- AVAILABLE DATA:
-----

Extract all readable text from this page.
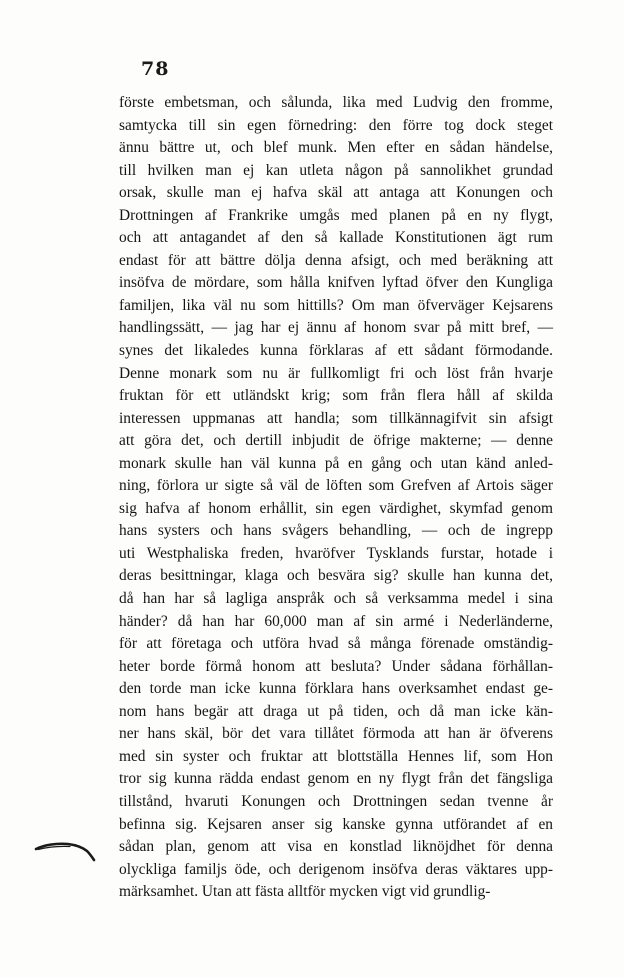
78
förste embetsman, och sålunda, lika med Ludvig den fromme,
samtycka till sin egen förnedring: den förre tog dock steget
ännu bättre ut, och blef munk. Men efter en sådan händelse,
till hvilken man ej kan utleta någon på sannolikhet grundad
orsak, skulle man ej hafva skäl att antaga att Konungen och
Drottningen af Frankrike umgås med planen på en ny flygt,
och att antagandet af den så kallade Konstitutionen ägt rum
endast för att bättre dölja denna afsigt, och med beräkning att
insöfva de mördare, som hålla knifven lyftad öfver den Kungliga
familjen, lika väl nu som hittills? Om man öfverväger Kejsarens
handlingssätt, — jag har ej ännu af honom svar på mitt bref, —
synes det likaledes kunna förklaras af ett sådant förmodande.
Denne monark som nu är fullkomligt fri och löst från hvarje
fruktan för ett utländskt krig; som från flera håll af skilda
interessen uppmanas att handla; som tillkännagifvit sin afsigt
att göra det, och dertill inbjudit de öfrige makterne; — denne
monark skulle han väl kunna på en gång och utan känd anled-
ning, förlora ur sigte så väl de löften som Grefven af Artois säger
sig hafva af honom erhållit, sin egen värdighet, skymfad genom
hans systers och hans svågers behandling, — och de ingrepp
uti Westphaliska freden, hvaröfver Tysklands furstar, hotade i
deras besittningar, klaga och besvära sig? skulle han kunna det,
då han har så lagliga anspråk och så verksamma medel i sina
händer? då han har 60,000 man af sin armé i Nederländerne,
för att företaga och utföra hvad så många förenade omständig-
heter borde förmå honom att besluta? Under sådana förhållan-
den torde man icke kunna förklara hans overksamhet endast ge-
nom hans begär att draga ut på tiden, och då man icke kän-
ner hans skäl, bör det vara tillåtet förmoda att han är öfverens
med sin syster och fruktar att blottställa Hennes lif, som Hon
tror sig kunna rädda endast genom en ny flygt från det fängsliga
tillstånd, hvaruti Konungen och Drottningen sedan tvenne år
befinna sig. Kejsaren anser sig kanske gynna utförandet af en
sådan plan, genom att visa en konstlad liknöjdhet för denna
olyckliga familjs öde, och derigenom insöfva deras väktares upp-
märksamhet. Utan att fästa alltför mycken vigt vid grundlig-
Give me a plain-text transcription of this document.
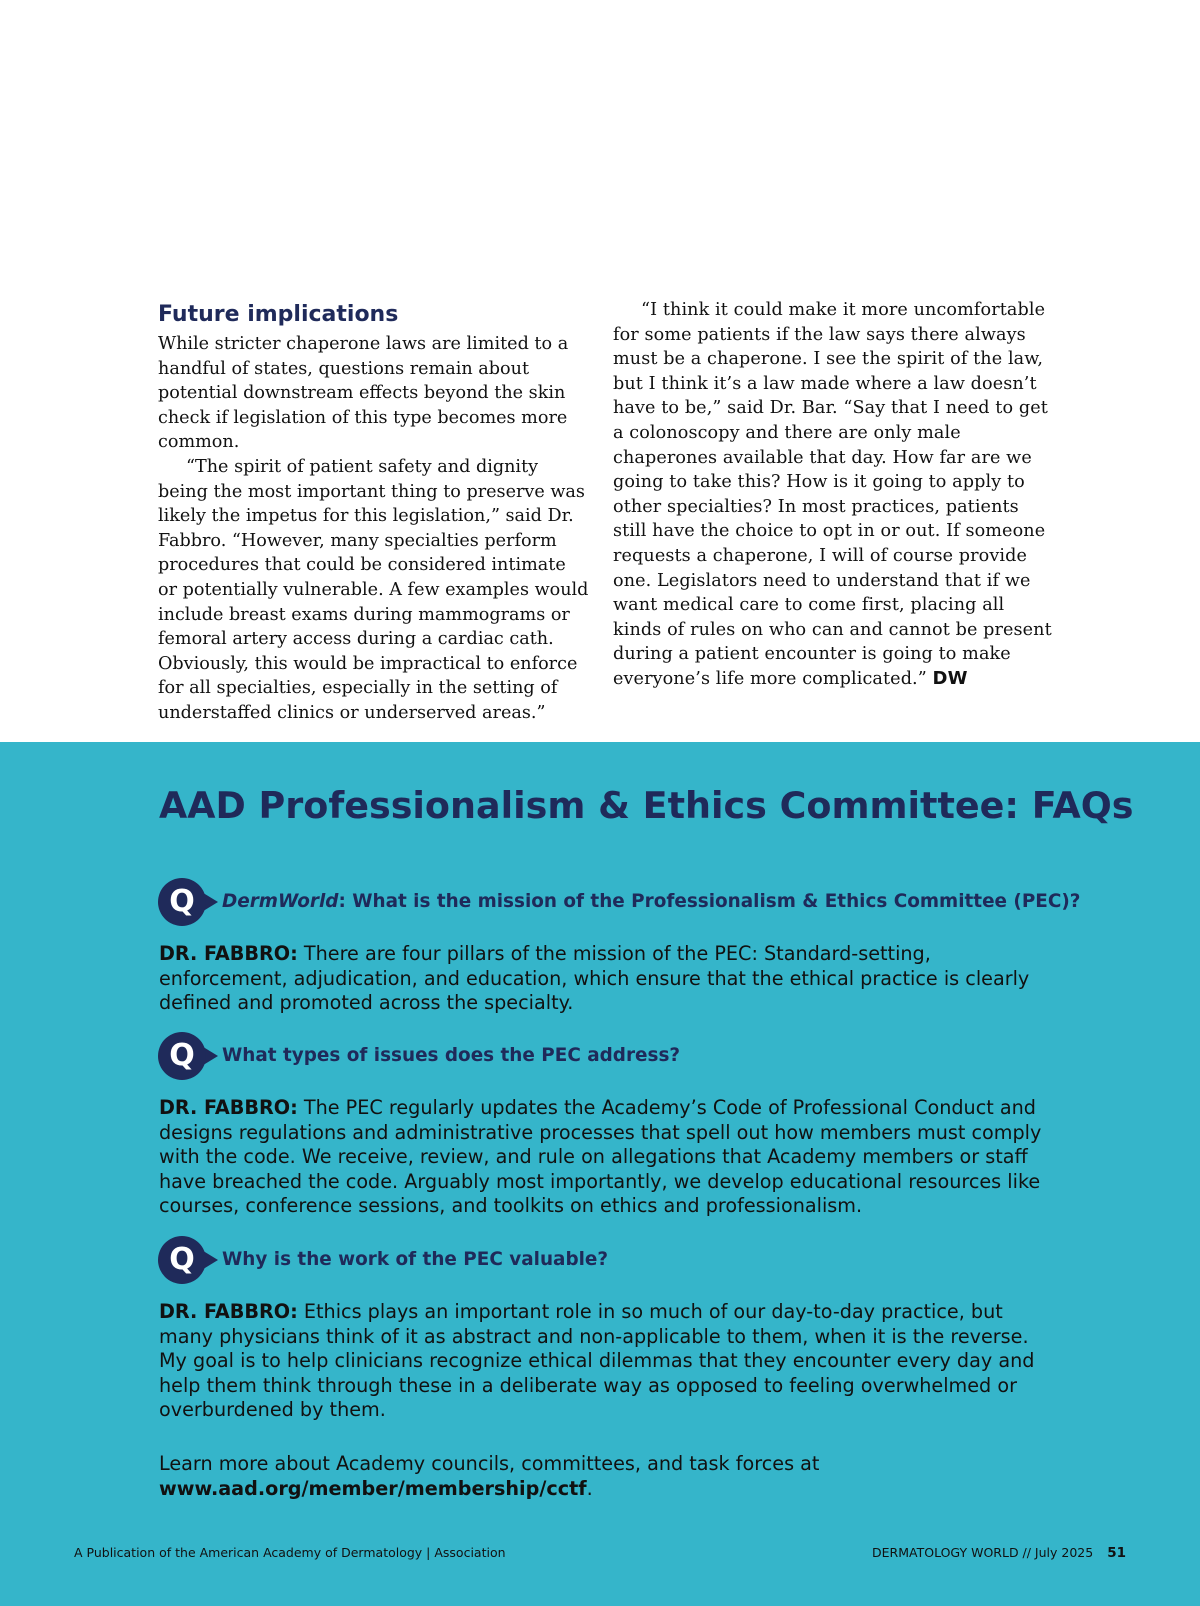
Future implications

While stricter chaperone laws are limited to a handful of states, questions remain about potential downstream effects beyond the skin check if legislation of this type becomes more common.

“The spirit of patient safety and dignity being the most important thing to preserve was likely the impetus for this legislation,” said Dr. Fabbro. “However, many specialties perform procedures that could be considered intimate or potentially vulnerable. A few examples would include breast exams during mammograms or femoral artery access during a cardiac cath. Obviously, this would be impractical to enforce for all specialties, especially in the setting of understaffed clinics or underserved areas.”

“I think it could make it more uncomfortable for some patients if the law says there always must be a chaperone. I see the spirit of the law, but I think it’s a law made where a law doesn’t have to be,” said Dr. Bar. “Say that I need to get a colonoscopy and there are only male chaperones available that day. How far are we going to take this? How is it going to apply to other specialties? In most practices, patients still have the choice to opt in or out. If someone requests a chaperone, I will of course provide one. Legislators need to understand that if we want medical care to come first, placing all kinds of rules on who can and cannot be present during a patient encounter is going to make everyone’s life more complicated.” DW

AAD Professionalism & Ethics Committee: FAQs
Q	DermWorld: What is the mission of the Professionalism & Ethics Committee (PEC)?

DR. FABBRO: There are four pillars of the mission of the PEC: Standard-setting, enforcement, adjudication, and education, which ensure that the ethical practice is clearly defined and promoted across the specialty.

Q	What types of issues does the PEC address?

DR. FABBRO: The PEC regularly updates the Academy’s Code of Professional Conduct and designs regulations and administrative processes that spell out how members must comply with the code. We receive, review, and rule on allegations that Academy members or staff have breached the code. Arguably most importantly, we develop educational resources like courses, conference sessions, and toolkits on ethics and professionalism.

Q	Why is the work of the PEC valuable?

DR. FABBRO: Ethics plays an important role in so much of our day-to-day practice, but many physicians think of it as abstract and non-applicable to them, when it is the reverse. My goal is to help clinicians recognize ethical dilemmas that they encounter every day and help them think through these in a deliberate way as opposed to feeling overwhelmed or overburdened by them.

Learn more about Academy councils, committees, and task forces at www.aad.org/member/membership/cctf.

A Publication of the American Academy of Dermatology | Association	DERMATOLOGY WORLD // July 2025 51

-----

- ASSIGNMENT: Would you give the entries above again verbatim, omitting the images they contain?

- COMPLETED TASK:
Extract all readable text from this page.
78
förste embetsman, och sålunda, lika med Ludvig den fromme,
samtycka till sin egen förnedring: den förre tog dock steget
ännu bättre ut, och blef munk. Men efter en sådan händelse,
till hvilken man ej kan utleta någon på sannolikhet grundad
orsak, skulle man ej hafva skäl att antaga att Konungen och
Drottningen af Frankrike umgås med planen på en ny flygt,
och att antagandet af den så kallade Konstitutionen ägt rum
endast för att bättre dölja denna afsigt, och med beräkning att
insöfva de mördare, som hålla knifven lyftad öfver den Kungliga
familjen, lika väl nu som hittills? Om man öfverväger Kejsarens
handlingssätt, — jag har ej ännu af honom svar på mitt bref, —
synes det likaledes kunna förklaras af ett sådant förmodande.
Denne monark som nu är fullkomligt fri och löst från hvarje
fruktan för ett utländskt krig; som från flera håll af skilda
interessen uppmanas att handla; som tillkännagifvit sin afsigt
att göra det, och dertill inbjudit de öfrige makterne; — denne
monark skulle han väl kunna på en gång och utan känd anled-
ning, förlora ur sigte så väl de löften som Grefven af Artois säger
sig hafva af honom erhållit, sin egen värdighet, skymfad genom
hans systers och hans svågers behandling, — och de ingrepp
uti Westphaliska freden, hvaröfver Tysklands furstar, hotade i
deras besittningar, klaga och besvära sig? skulle han kunna det,
då han har så lagliga anspråk och så verksamma medel i sina
händer? då han har 60,000 man af sin armé i Nederländerne,
för att företaga och utföra hvad så många förenade omständig-
heter borde förmå honom att besluta? Under sådana förhållan-
den torde man icke kunna förklara hans overksamhet endast ge-
nom hans begär att draga ut på tiden, och då man icke kän-
ner hans skäl, bör det vara tillåtet förmoda att han är öfverens
med sin syster och fruktar att blottställa Hennes lif, som Hon
tror sig kunna rädda endast genom en ny flygt från det fängsliga
tillstånd, hvaruti Konungen och Drottningen sedan tvenne år
befinna sig. Kejsaren anser sig kanske gynna utförandet af en
sådan plan, genom att visa en konstlad liknöjdhet för denna
olyckliga familjs öde, och derigenom insöfva deras väktares upp-
märksamhet. Utan att fästa alltför mycken vigt vid grundlig-
Give me a plain-text transcription of this document.
Future implications

While stricter chaperone laws are limited to a handful of states, questions remain about potential downstream effects beyond the skin check if legislation of this type becomes more common.

“The spirit of patient safety and dignity being the most important thing to preserve was likely the impetus for this legislation,” said Dr. Fabbro. “However, many specialties perform procedures that could be considered intimate or potentially vulnerable. A few examples would include breast exams during mammograms or femoral artery access during a cardiac cath. Obviously, this would be impractical to enforce for all specialties, especially in the setting of understaffed clinics or underserved areas.”

“I think it could make it more uncomfortable for some patients if the law says there always must be a chaperone. I see the spirit of the law, but I think it’s a law made where a law doesn’t have to be,” said Dr. Bar. “Say that I need to get a colonoscopy and there are only male chaperones available that day. How far are we going to take this? How is it going to apply to other specialties? In most practices, patients still have the choice to opt in or out. If someone requests a chaperone, I will of course provide one. Legislators need to understand that if we want medical care to come first, placing all kinds of rules on who can and cannot be present during a patient encounter is going to make everyone’s life more complicated.” DW

AAD Professionalism & Ethics Committee: FAQs
Q	DermWorld: What is the mission of the Professionalism & Ethics Committee (PEC)?

DR. FABBRO: There are four pillars of the mission of the PEC: Standard-setting, enforcement, adjudication, and education, which ensure that the ethical practice is clearly defined and promoted across the specialty.

Q	What types of issues does the PEC address?

DR. FABBRO: The PEC regularly updates the Academy’s Code of Professional Conduct and designs regulations and administrative processes that spell out how members must comply with the code. We receive, review, and rule on allegations that Academy members or staff have breached the code. Arguably most importantly, we develop educational resources like courses, conference sessions, and toolkits on ethics and professionalism.

Q	Why is the work of the PEC valuable?

DR. FABBRO: Ethics plays an important role in so much of our day-to-day practice, but many physicians think of it as abstract and non-applicable to them, when it is the reverse. My goal is to help clinicians recognize ethical dilemmas that they encounter every day and help them think through these in a deliberate way as opposed to feeling overwhelmed or overburdened by them.

Learn more about Academy councils, committees, and task forces at www.aad.org/member/membership/cctf.

A Publication of the American Academy of Dermatology | Association	DERMATOLOGY WORLD // July 2025 51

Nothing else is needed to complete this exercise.